(Figure dataset records)
****************

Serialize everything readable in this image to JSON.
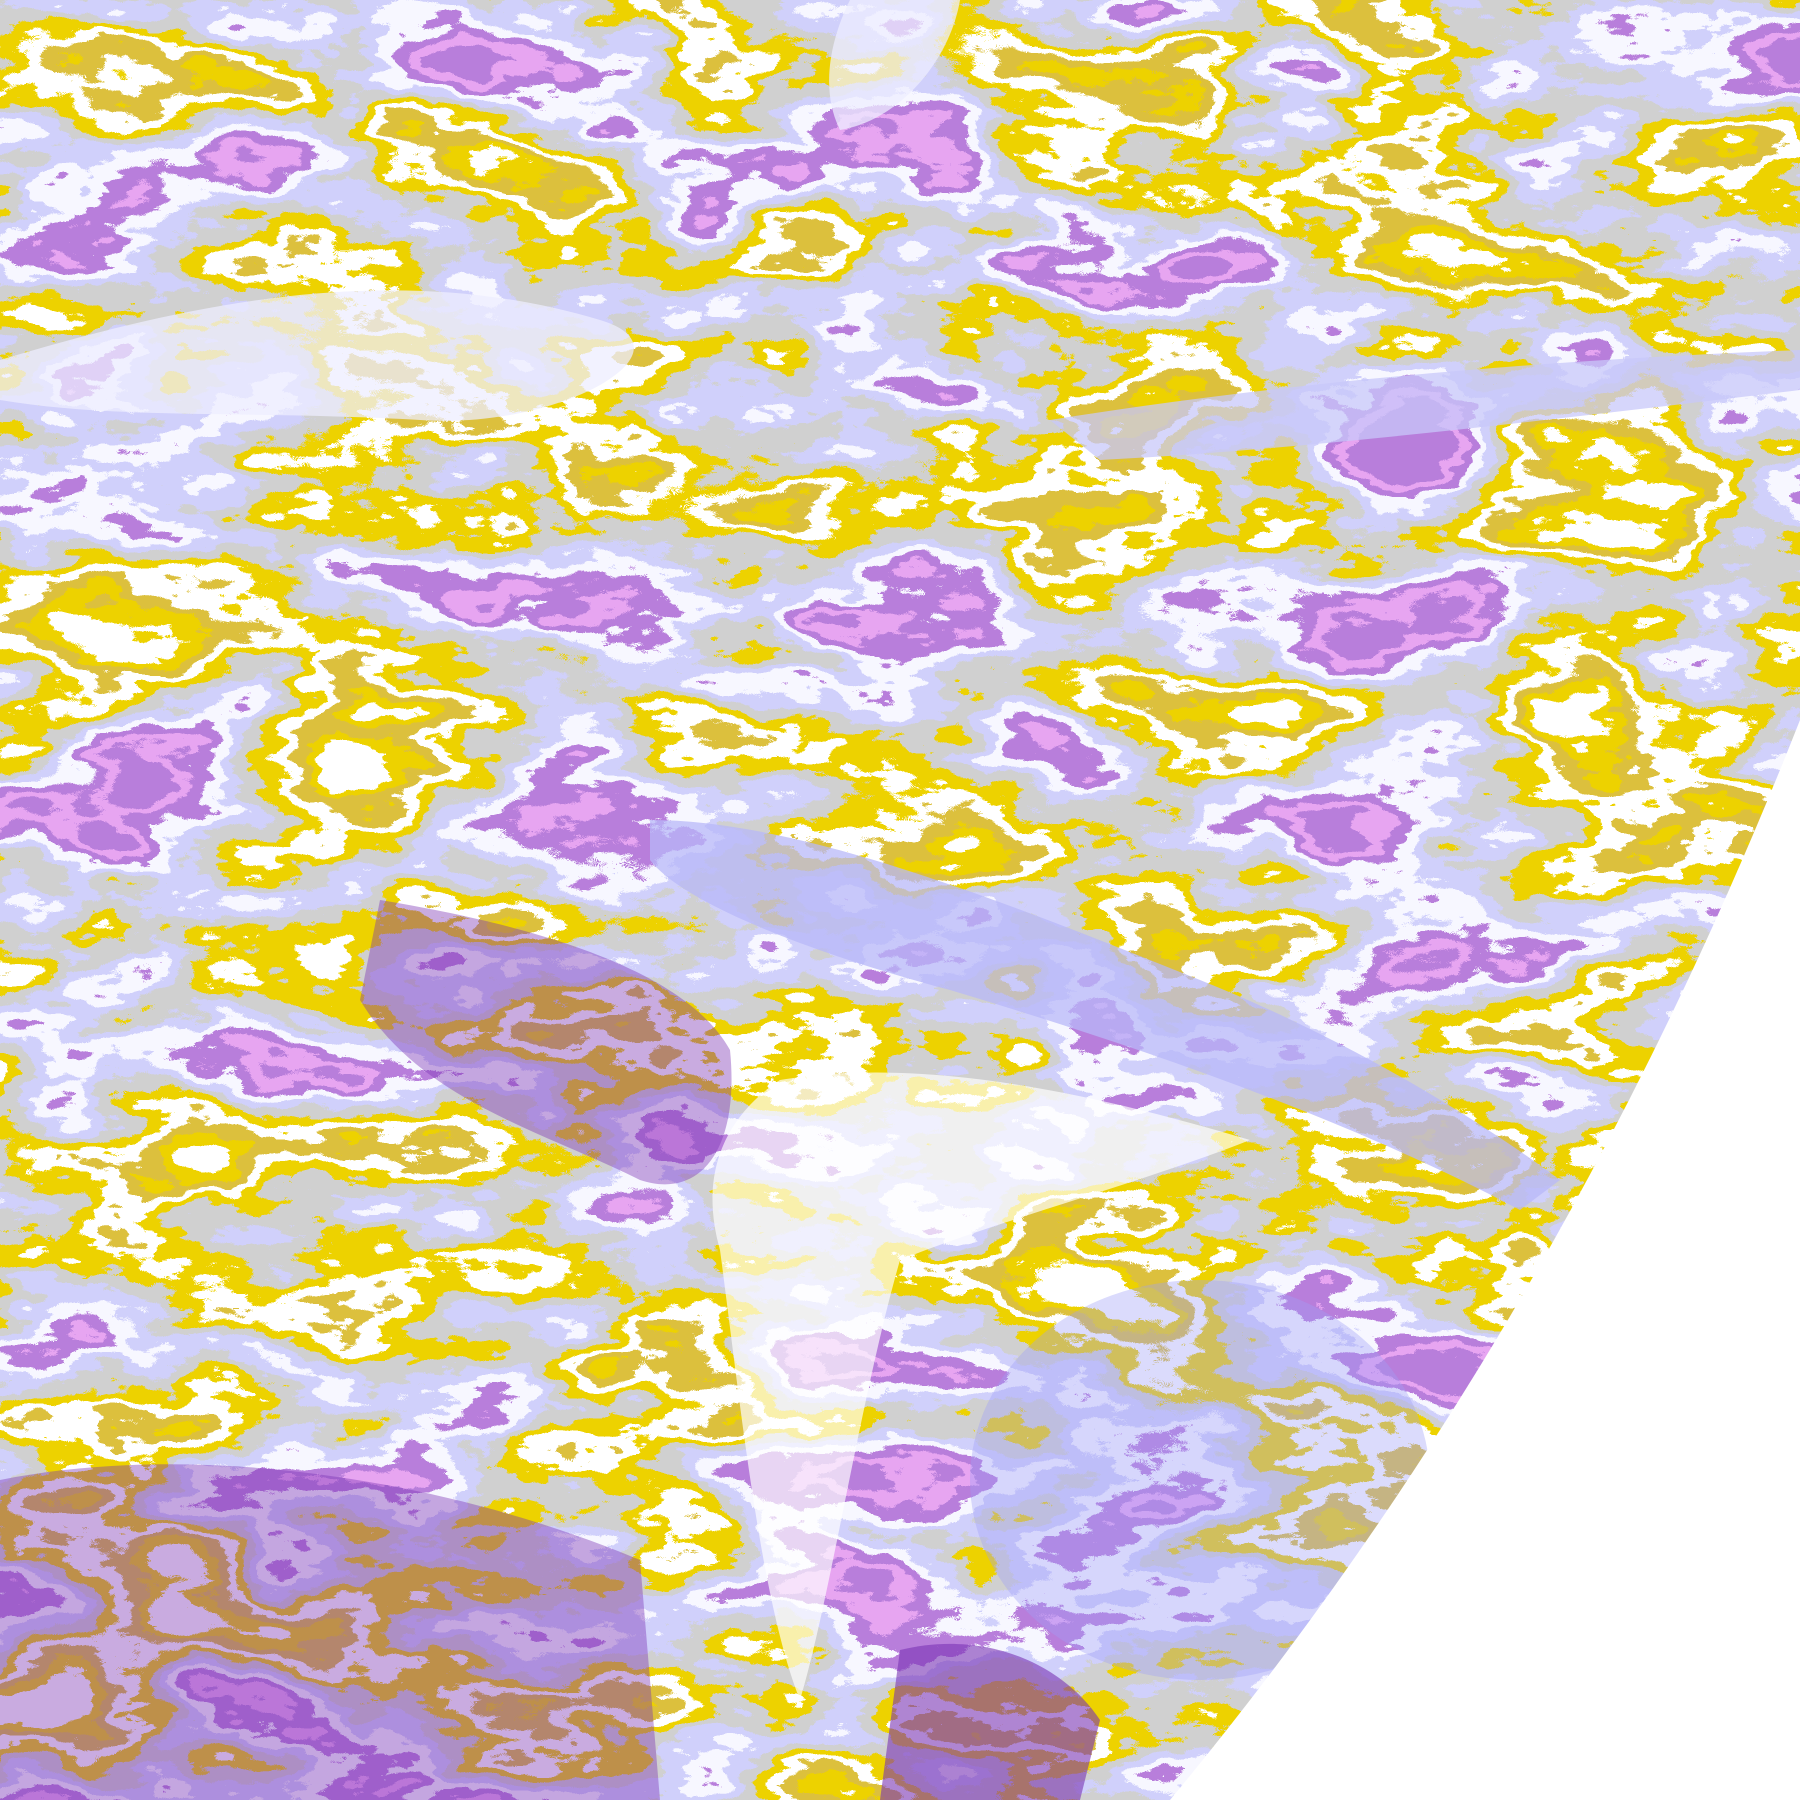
{
  "image": {
    "kind": "false-color satellite cloud imagery, earth limb at lower right",
    "palette": {
      "clear": "#ffffff",
      "gold": "#d9a600",
      "dark_gold": "#b8880c",
      "gray": "#a0a0a0",
      "lavender": "#a0a0f8",
      "pale_lavender": "#eeeeff",
      "purple": "#7b35b5",
      "magenta": "#d060e0",
      "space": "#ffffff"
    }
  }
}
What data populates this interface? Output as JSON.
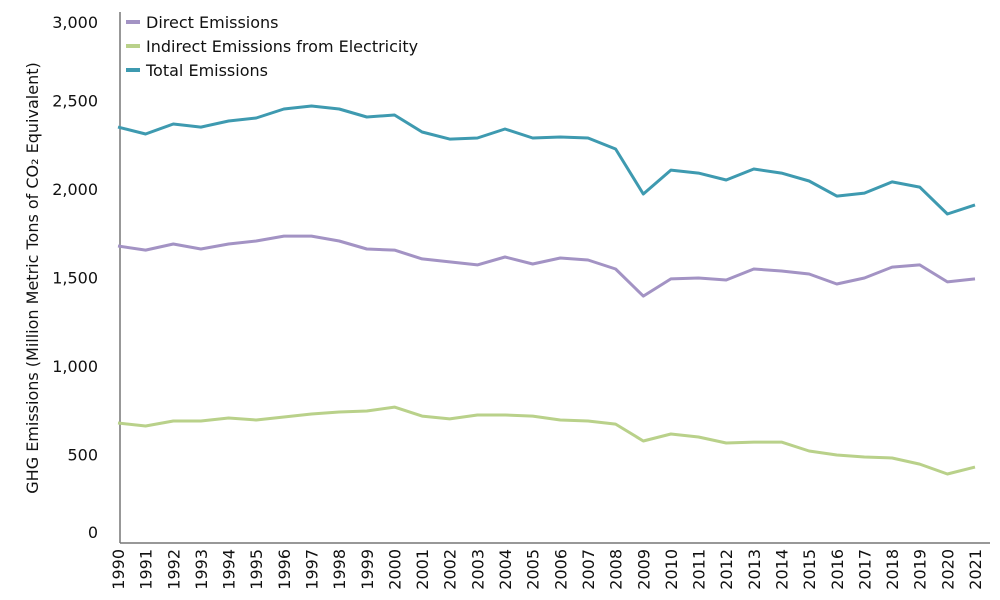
{
  "chart_data": {
    "type": "line",
    "title": "",
    "xlabel": "",
    "ylabel": "GHG Emissions (Million Metric Tons of CO₂ Equivalent)",
    "ylim": [
      0,
      3000
    ],
    "yticks": [
      0,
      500,
      1000,
      1500,
      2000,
      2500,
      3000
    ],
    "ytick_labels": [
      "0",
      "500",
      "1,000",
      "1,500",
      "2,000",
      "2,500",
      "3,000"
    ],
    "grid": false,
    "legend_position": "top-left",
    "x": [
      "1990",
      "1991",
      "1992",
      "1993",
      "1994",
      "1995",
      "1996",
      "1997",
      "1998",
      "1999",
      "2000",
      "2001",
      "2002",
      "2003",
      "2004",
      "2005",
      "2006",
      "2007",
      "2008",
      "2009",
      "2010",
      "2011",
      "2012",
      "2013",
      "2014",
      "2015",
      "2016",
      "2017",
      "2018",
      "2019",
      "2020",
      "2021"
    ],
    "series": [
      {
        "name": "Direct Emissions",
        "color": "#a393c4",
        "values": [
          1678,
          1655,
          1689,
          1661,
          1689,
          1706,
          1734,
          1734,
          1706,
          1661,
          1655,
          1605,
          1588,
          1571,
          1616,
          1576,
          1610,
          1599,
          1548,
          1395,
          1492,
          1497,
          1486,
          1548,
          1537,
          1520,
          1463,
          1497,
          1559,
          1571,
          1475,
          1492
        ]
      },
      {
        "name": "Indirect Emissions from Electricity",
        "color": "#b9d18a",
        "values": [
          678,
          661,
          689,
          689,
          706,
          695,
          712,
          729,
          740,
          746,
          768,
          717,
          701,
          723,
          723,
          717,
          695,
          689,
          672,
          576,
          616,
          599,
          565,
          570,
          570,
          520,
          497,
          486,
          480,
          446,
          390,
          429
        ]
      },
      {
        "name": "Total Emissions",
        "color": "#3e9ab0",
        "values": [
          2350,
          2311,
          2367,
          2350,
          2384,
          2401,
          2452,
          2469,
          2452,
          2407,
          2418,
          2322,
          2282,
          2288,
          2339,
          2288,
          2294,
          2288,
          2226,
          1972,
          2107,
          2090,
          2051,
          2113,
          2090,
          2045,
          1960,
          1977,
          2040,
          2011,
          1859,
          1910
        ]
      }
    ]
  }
}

****************

Leave the pictures out and output the rest of the listing exactly.

Serialize everything readable in this image to JSON.
{
  "image": {
    "kind": "false-color satellite cloud imagery, earth limb at lower right",
    "palette": {
      "clear": "#ffffff",
      "gold": "#d9a600",
      "dark_gold": "#b8880c",
      "gray": "#a0a0a0",
      "lavender": "#a0a0f8",
      "pale_lavender": "#eeeeff",
      "purple": "#7b35b5",
      "magenta": "#d060e0",
      "space": "#ffffff"
    }
  }
}
What data populates this interface? Output as JSON.
{
  "chart_data": {
    "type": "line",
    "title": "",
    "xlabel": "",
    "ylabel": "GHG Emissions (Million Metric Tons of CO₂ Equivalent)",
    "ylim": [
      0,
      3000
    ],
    "yticks": [
      0,
      500,
      1000,
      1500,
      2000,
      2500,
      3000
    ],
    "ytick_labels": [
      "0",
      "500",
      "1,000",
      "1,500",
      "2,000",
      "2,500",
      "3,000"
    ],
    "grid": false,
    "legend_position": "top-left",
    "x": [
      "1990",
      "1991",
      "1992",
      "1993",
      "1994",
      "1995",
      "1996",
      "1997",
      "1998",
      "1999",
      "2000",
      "2001",
      "2002",
      "2003",
      "2004",
      "2005",
      "2006",
      "2007",
      "2008",
      "2009",
      "2010",
      "2011",
      "2012",
      "2013",
      "2014",
      "2015",
      "2016",
      "2017",
      "2018",
      "2019",
      "2020",
      "2021"
    ],
    "series": [
      {
        "name": "Direct Emissions",
        "color": "#a393c4",
        "values": [
          1678,
          1655,
          1689,
          1661,
          1689,
          1706,
          1734,
          1734,
          1706,
          1661,
          1655,
          1605,
          1588,
          1571,
          1616,
          1576,
          1610,
          1599,
          1548,
          1395,
          1492,
          1497,
          1486,
          1548,
          1537,
          1520,
          1463,
          1497,
          1559,
          1571,
          1475,
          1492
        ]
      },
      {
        "name": "Indirect Emissions from Electricity",
        "color": "#b9d18a",
        "values": [
          678,
          661,
          689,
          689,
          706,
          695,
          712,
          729,
          740,
          746,
          768,
          717,
          701,
          723,
          723,
          717,
          695,
          689,
          672,
          576,
          616,
          599,
          565,
          570,
          570,
          520,
          497,
          486,
          480,
          446,
          390,
          429
        ]
      },
      {
        "name": "Total Emissions",
        "color": "#3e9ab0",
        "values": [
          2350,
          2311,
          2367,
          2350,
          2384,
          2401,
          2452,
          2469,
          2452,
          2407,
          2418,
          2322,
          2282,
          2288,
          2339,
          2288,
          2294,
          2288,
          2226,
          1972,
          2107,
          2090,
          2051,
          2113,
          2090,
          2045,
          1960,
          1977,
          2040,
          2011,
          1859,
          1910
        ]
      }
    ]
  }
}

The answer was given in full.